── Recorded data ──

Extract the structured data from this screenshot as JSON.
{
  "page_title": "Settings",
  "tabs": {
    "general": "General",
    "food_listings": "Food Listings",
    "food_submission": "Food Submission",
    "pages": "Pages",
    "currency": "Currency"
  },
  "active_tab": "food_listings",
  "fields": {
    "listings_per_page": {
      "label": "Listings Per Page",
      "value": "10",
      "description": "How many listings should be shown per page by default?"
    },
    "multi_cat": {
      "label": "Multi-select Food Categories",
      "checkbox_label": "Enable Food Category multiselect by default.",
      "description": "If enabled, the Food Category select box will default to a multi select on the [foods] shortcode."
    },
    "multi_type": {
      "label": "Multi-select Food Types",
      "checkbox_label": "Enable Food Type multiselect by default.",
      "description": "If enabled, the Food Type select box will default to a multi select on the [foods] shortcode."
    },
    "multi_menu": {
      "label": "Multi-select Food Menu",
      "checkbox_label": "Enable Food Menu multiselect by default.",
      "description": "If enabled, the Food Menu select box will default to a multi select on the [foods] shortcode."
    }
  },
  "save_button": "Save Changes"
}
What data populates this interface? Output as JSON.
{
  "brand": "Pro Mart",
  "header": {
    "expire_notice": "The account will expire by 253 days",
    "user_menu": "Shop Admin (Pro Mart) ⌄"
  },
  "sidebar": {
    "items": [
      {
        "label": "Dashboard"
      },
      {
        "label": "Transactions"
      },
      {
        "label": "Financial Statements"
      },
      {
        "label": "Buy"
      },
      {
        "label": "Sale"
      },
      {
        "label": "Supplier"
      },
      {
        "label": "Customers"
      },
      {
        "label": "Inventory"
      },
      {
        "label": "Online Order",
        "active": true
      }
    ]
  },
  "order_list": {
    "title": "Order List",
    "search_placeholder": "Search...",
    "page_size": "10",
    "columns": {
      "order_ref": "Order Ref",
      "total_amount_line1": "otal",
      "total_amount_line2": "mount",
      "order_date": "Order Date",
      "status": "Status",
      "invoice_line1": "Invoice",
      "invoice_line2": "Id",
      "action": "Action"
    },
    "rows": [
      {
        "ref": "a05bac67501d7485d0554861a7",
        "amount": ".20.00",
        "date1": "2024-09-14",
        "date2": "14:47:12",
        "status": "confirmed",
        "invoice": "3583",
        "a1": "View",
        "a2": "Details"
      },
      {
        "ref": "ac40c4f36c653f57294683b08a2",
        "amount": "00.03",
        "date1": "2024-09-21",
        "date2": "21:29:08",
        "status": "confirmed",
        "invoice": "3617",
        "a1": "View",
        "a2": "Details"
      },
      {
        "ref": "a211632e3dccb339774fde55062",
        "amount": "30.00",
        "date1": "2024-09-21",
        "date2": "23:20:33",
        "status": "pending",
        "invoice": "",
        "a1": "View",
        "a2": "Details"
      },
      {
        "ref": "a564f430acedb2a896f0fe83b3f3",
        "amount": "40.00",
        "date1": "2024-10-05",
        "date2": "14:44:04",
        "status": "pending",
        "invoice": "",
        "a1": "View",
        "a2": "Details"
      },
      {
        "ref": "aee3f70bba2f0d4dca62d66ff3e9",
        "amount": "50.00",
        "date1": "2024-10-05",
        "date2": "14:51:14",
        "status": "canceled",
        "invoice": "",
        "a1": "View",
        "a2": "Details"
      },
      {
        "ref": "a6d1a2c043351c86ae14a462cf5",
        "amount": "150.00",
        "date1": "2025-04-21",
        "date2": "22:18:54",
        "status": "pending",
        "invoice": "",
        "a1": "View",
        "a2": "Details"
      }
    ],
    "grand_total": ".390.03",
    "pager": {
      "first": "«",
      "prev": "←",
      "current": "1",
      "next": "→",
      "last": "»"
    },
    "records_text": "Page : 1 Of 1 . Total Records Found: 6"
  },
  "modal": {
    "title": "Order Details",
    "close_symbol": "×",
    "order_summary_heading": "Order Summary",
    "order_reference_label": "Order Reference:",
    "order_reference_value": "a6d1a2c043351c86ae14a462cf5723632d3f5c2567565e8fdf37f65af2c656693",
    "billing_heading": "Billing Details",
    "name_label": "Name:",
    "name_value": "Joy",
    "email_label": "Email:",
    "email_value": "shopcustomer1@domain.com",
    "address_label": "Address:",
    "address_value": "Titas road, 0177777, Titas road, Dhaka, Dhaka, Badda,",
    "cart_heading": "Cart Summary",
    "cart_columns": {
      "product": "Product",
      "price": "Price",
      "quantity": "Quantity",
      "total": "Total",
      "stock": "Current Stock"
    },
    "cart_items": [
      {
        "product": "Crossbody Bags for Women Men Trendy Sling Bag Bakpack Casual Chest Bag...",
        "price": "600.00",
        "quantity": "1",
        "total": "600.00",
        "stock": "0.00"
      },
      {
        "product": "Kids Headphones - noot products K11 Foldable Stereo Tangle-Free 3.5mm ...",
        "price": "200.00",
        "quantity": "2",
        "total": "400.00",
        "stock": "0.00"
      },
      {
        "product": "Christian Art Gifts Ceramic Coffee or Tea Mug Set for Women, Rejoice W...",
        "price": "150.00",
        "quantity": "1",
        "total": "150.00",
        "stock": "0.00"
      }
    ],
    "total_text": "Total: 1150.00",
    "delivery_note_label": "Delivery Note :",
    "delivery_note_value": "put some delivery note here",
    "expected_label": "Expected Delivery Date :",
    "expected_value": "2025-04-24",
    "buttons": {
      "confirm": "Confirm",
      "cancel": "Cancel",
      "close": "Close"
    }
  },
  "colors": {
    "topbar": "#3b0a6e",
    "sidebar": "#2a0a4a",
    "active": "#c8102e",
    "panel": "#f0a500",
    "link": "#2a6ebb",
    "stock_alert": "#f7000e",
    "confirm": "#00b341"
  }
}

───

The records above need to be transcribed in full. Keep every character unchanged.

Extract the structured data from this screenshot as JSON.
{
  "page_title": "Settings",
  "tabs": {
    "general": "General",
    "food_listings": "Food Listings",
    "food_submission": "Food Submission",
    "pages": "Pages",
    "currency": "Currency"
  },
  "active_tab": "food_listings",
  "fields": {
    "listings_per_page": {
      "label": "Listings Per Page",
      "value": "10",
      "description": "How many listings should be shown per page by default?"
    },
    "multi_cat": {
      "label": "Multi-select Food Categories",
      "checkbox_label": "Enable Food Category multiselect by default.",
      "description": "If enabled, the Food Category select box will default to a multi select on the [foods] shortcode."
    },
    "multi_type": {
      "label": "Multi-select Food Types",
      "checkbox_label": "Enable Food Type multiselect by default.",
      "description": "If enabled, the Food Type select box will default to a multi select on the [foods] shortcode."
    },
    "multi_menu": {
      "label": "Multi-select Food Menu",
      "checkbox_label": "Enable Food Menu multiselect by default.",
      "description": "If enabled, the Food Menu select box will default to a multi select on the [foods] shortcode."
    }
  },
  "save_button": "Save Changes"
}
What data populates this interface? Output as JSON.
{
  "brand": "Pro Mart",
  "header": {
    "expire_notice": "The account will expire by 253 days",
    "user_menu": "Shop Admin (Pro Mart) ⌄"
  },
  "sidebar": {
    "items": [
      {
        "label": "Dashboard"
      },
      {
        "label": "Transactions"
      },
      {
        "label": "Financial Statements"
      },
      {
        "label": "Buy"
      },
      {
        "label": "Sale"
      },
      {
        "label": "Supplier"
      },
      {
        "label": "Customers"
      },
      {
        "label": "Inventory"
      },
      {
        "label": "Online Order",
        "active": true
      }
    ]
  },
  "order_list": {
    "title": "Order List",
    "search_placeholder": "Search...",
    "page_size": "10",
    "columns": {
      "order_ref": "Order Ref",
      "total_amount_line1": "otal",
      "total_amount_line2": "mount",
      "order_date": "Order Date",
      "status": "Status",
      "invoice_line1": "Invoice",
      "invoice_line2": "Id",
      "action": "Action"
    },
    "rows": [
      {
        "ref": "a05bac67501d7485d0554861a7",
        "amount": ".20.00",
        "date1": "2024-09-14",
        "date2": "14:47:12",
        "status": "confirmed",
        "invoice": "3583",
        "a1": "View",
        "a2": "Details"
      },
      {
        "ref": "ac40c4f36c653f57294683b08a2",
        "amount": "00.03",
        "date1": "2024-09-21",
        "date2": "21:29:08",
        "status": "confirmed",
        "invoice": "3617",
        "a1": "View",
        "a2": "Details"
      },
      {
        "ref": "a211632e3dccb339774fde55062",
        "amount": "30.00",
        "date1": "2024-09-21",
        "date2": "23:20:33",
        "status": "pending",
        "invoice": "",
        "a1": "View",
        "a2": "Details"
      },
      {
        "ref": "a564f430acedb2a896f0fe83b3f3",
        "amount": "40.00",
        "date1": "2024-10-05",
        "date2": "14:44:04",
        "status": "pending",
        "invoice": "",
        "a1": "View",
        "a2": "Details"
      },
      {
        "ref": "aee3f70bba2f0d4dca62d66ff3e9",
        "amount": "50.00",
        "date1": "2024-10-05",
        "date2": "14:51:14",
        "status": "canceled",
        "invoice": "",
        "a1": "View",
        "a2": "Details"
      },
      {
        "ref": "a6d1a2c043351c86ae14a462cf5",
        "amount": "150.00",
        "date1": "2025-04-21",
        "date2": "22:18:54",
        "status": "pending",
        "invoice": "",
        "a1": "View",
        "a2": "Details"
      }
    ],
    "grand_total": ".390.03",
    "pager": {
      "first": "«",
      "prev": "←",
      "current": "1",
      "next": "→",
      "last": "»"
    },
    "records_text": "Page : 1 Of 1 . Total Records Found: 6"
  },
  "modal": {
    "title": "Order Details",
    "close_symbol": "×",
    "order_summary_heading": "Order Summary",
    "order_reference_label": "Order Reference:",
    "order_reference_value": "a6d1a2c043351c86ae14a462cf5723632d3f5c2567565e8fdf37f65af2c656693",
    "billing_heading": "Billing Details",
    "name_label": "Name:",
    "name_value": "Joy",
    "email_label": "Email:",
    "email_value": "shopcustomer1@domain.com",
    "address_label": "Address:",
    "address_value": "Titas road, 0177777, Titas road, Dhaka, Dhaka, Badda,",
    "cart_heading": "Cart Summary",
    "cart_columns": {
      "product": "Product",
      "price": "Price",
      "quantity": "Quantity",
      "total": "Total",
      "stock": "Current Stock"
    },
    "cart_items": [
      {
        "product": "Crossbody Bags for Women Men Trendy Sling Bag Bakpack Casual Chest Bag...",
        "price": "600.00",
        "quantity": "1",
        "total": "600.00",
        "stock": "0.00"
      },
      {
        "product": "Kids Headphones - noot products K11 Foldable Stereo Tangle-Free 3.5mm ...",
        "price": "200.00",
        "quantity": "2",
        "total": "400.00",
        "stock": "0.00"
      },
      {
        "product": "Christian Art Gifts Ceramic Coffee or Tea Mug Set for Women, Rejoice W...",
        "price": "150.00",
        "quantity": "1",
        "total": "150.00",
        "stock": "0.00"
      }
    ],
    "total_text": "Total: 1150.00",
    "delivery_note_label": "Delivery Note :",
    "delivery_note_value": "put some delivery note here",
    "expected_label": "Expected Delivery Date :",
    "expected_value": "2025-04-24",
    "buttons": {
      "confirm": "Confirm",
      "cancel": "Cancel",
      "close": "Close"
    }
  },
  "colors": {
    "topbar": "#3b0a6e",
    "sidebar": "#2a0a4a",
    "active": "#c8102e",
    "panel": "#f0a500",
    "link": "#2a6ebb",
    "stock_alert": "#f7000e",
    "confirm": "#00b341"
  }
}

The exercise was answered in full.